▸ Input rows
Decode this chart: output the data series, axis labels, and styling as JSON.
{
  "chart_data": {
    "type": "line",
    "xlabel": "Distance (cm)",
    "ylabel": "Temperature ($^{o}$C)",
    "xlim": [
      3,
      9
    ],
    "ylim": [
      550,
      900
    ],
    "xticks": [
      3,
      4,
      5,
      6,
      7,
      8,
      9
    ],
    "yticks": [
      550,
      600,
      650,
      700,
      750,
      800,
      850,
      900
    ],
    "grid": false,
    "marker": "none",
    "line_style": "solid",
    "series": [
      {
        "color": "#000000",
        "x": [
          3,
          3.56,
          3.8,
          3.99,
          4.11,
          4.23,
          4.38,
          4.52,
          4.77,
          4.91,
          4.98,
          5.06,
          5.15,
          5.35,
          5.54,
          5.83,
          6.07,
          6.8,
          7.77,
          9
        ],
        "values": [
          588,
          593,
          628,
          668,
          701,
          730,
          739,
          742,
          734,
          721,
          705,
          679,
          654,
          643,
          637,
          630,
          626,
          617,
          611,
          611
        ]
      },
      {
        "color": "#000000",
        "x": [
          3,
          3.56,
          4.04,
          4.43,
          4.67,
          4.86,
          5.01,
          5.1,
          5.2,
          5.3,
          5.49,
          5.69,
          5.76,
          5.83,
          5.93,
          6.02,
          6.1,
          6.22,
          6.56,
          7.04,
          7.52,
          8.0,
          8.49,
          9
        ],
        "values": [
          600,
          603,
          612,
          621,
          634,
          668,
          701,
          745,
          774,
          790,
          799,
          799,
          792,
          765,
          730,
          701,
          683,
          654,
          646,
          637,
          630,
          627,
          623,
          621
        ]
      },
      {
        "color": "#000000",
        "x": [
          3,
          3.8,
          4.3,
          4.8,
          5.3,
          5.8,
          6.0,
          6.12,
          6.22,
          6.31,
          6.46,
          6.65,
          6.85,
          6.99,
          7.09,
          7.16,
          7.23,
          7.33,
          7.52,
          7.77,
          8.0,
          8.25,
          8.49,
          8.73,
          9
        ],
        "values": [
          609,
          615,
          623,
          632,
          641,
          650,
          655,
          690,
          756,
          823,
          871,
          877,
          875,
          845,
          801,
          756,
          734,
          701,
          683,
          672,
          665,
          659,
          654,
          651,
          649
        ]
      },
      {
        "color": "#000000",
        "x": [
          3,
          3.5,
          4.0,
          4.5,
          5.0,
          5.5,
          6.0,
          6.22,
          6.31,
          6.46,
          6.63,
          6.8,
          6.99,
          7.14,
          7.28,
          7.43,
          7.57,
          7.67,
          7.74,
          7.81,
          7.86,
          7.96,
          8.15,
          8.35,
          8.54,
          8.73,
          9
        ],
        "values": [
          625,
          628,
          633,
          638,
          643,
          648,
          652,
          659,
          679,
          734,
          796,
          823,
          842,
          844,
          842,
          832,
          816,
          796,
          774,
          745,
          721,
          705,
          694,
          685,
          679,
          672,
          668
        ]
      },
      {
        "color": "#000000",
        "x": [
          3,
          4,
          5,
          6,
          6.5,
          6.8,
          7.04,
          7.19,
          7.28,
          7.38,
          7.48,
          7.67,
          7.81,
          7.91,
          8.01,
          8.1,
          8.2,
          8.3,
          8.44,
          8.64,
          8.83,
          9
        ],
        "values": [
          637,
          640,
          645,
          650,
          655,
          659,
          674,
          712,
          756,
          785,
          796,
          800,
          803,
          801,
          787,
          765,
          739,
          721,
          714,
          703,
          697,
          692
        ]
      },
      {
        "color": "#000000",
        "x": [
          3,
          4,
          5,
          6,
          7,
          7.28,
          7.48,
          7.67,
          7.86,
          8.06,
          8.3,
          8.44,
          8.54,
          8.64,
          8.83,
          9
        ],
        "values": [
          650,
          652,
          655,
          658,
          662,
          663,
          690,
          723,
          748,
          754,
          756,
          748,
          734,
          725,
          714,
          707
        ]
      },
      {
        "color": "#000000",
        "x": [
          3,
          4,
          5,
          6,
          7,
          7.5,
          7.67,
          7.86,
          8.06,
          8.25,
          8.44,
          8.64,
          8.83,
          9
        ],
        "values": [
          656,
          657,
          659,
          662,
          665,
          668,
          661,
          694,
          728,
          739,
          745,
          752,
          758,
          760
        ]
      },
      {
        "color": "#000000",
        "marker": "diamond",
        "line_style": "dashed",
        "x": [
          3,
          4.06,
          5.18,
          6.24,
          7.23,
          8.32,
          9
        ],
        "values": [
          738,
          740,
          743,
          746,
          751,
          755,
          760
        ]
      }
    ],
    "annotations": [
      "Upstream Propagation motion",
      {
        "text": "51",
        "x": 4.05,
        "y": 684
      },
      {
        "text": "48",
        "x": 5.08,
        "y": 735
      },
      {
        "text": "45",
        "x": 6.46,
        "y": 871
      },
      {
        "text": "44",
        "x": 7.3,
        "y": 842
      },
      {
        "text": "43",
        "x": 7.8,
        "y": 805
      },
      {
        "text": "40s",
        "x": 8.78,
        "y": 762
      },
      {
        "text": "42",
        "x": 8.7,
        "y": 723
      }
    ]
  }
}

▸ Written problem
Retype the data in full and match it exactly.

▸ Exercise response
Decode this chart: output the data series, axis labels, and styling as JSON.
{
  "chart_data": {
    "type": "line",
    "xlabel": "Distance (cm)",
    "ylabel": "Temperature ($^{o}$C)",
    "xlim": [
      3,
      9
    ],
    "ylim": [
      550,
      900
    ],
    "xticks": [
      3,
      4,
      5,
      6,
      7,
      8,
      9
    ],
    "yticks": [
      550,
      600,
      650,
      700,
      750,
      800,
      850,
      900
    ],
    "grid": false,
    "marker": "none",
    "line_style": "solid",
    "series": [
      {
        "color": "#000000",
        "x": [
          3,
          3.56,
          3.8,
          3.99,
          4.11,
          4.23,
          4.38,
          4.52,
          4.77,
          4.91,
          4.98,
          5.06,
          5.15,
          5.35,
          5.54,
          5.83,
          6.07,
          6.8,
          7.77,
          9
        ],
        "values": [
          588,
          593,
          628,
          668,
          701,
          730,
          739,
          742,
          734,
          721,
          705,
          679,
          654,
          643,
          637,
          630,
          626,
          617,
          611,
          611
        ]
      },
      {
        "color": "#000000",
        "x": [
          3,
          3.56,
          4.04,
          4.43,
          4.67,
          4.86,
          5.01,
          5.1,
          5.2,
          5.3,
          5.49,
          5.69,
          5.76,
          5.83,
          5.93,
          6.02,
          6.1,
          6.22,
          6.56,
          7.04,
          7.52,
          8.0,
          8.49,
          9
        ],
        "values": [
          600,
          603,
          612,
          621,
          634,
          668,
          701,
          745,
          774,
          790,
          799,
          799,
          792,
          765,
          730,
          701,
          683,
          654,
          646,
          637,
          630,
          627,
          623,
          621
        ]
      },
      {
        "color": "#000000",
        "x": [
          3,
          3.8,
          4.3,
          4.8,
          5.3,
          5.8,
          6.0,
          6.12,
          6.22,
          6.31,
          6.46,
          6.65,
          6.85,
          6.99,
          7.09,
          7.16,
          7.23,
          7.33,
          7.52,
          7.77,
          8.0,
          8.25,
          8.49,
          8.73,
          9
        ],
        "values": [
          609,
          615,
          623,
          632,
          641,
          650,
          655,
          690,
          756,
          823,
          871,
          877,
          875,
          845,
          801,
          756,
          734,
          701,
          683,
          672,
          665,
          659,
          654,
          651,
          649
        ]
      },
      {
        "color": "#000000",
        "x": [
          3,
          3.5,
          4.0,
          4.5,
          5.0,
          5.5,
          6.0,
          6.22,
          6.31,
          6.46,
          6.63,
          6.8,
          6.99,
          7.14,
          7.28,
          7.43,
          7.57,
          7.67,
          7.74,
          7.81,
          7.86,
          7.96,
          8.15,
          8.35,
          8.54,
          8.73,
          9
        ],
        "values": [
          625,
          628,
          633,
          638,
          643,
          648,
          652,
          659,
          679,
          734,
          796,
          823,
          842,
          844,
          842,
          832,
          816,
          796,
          774,
          745,
          721,
          705,
          694,
          685,
          679,
          672,
          668
        ]
      },
      {
        "color": "#000000",
        "x": [
          3,
          4,
          5,
          6,
          6.5,
          6.8,
          7.04,
          7.19,
          7.28,
          7.38,
          7.48,
          7.67,
          7.81,
          7.91,
          8.01,
          8.1,
          8.2,
          8.3,
          8.44,
          8.64,
          8.83,
          9
        ],
        "values": [
          637,
          640,
          645,
          650,
          655,
          659,
          674,
          712,
          756,
          785,
          796,
          800,
          803,
          801,
          787,
          765,
          739,
          721,
          714,
          703,
          697,
          692
        ]
      },
      {
        "color": "#000000",
        "x": [
          3,
          4,
          5,
          6,
          7,
          7.28,
          7.48,
          7.67,
          7.86,
          8.06,
          8.3,
          8.44,
          8.54,
          8.64,
          8.83,
          9
        ],
        "values": [
          650,
          652,
          655,
          658,
          662,
          663,
          690,
          723,
          748,
          754,
          756,
          748,
          734,
          725,
          714,
          707
        ]
      },
      {
        "color": "#000000",
        "x": [
          3,
          4,
          5,
          6,
          7,
          7.5,
          7.67,
          7.86,
          8.06,
          8.25,
          8.44,
          8.64,
          8.83,
          9
        ],
        "values": [
          656,
          657,
          659,
          662,
          665,
          668,
          661,
          694,
          728,
          739,
          745,
          752,
          758,
          760
        ]
      },
      {
        "color": "#000000",
        "marker": "diamond",
        "line_style": "dashed",
        "x": [
          3,
          4.06,
          5.18,
          6.24,
          7.23,
          8.32,
          9
        ],
        "values": [
          738,
          740,
          743,
          746,
          751,
          755,
          760
        ]
      }
    ],
    "annotations": [
      "Upstream Propagation motion",
      {
        "text": "51",
        "x": 4.05,
        "y": 684
      },
      {
        "text": "48",
        "x": 5.08,
        "y": 735
      },
      {
        "text": "45",
        "x": 6.46,
        "y": 871
      },
      {
        "text": "44",
        "x": 7.3,
        "y": 842
      },
      {
        "text": "43",
        "x": 7.8,
        "y": 805
      },
      {
        "text": "40s",
        "x": 8.78,
        "y": 762
      },
      {
        "text": "42",
        "x": 8.7,
        "y": 723
      }
    ]
  }
}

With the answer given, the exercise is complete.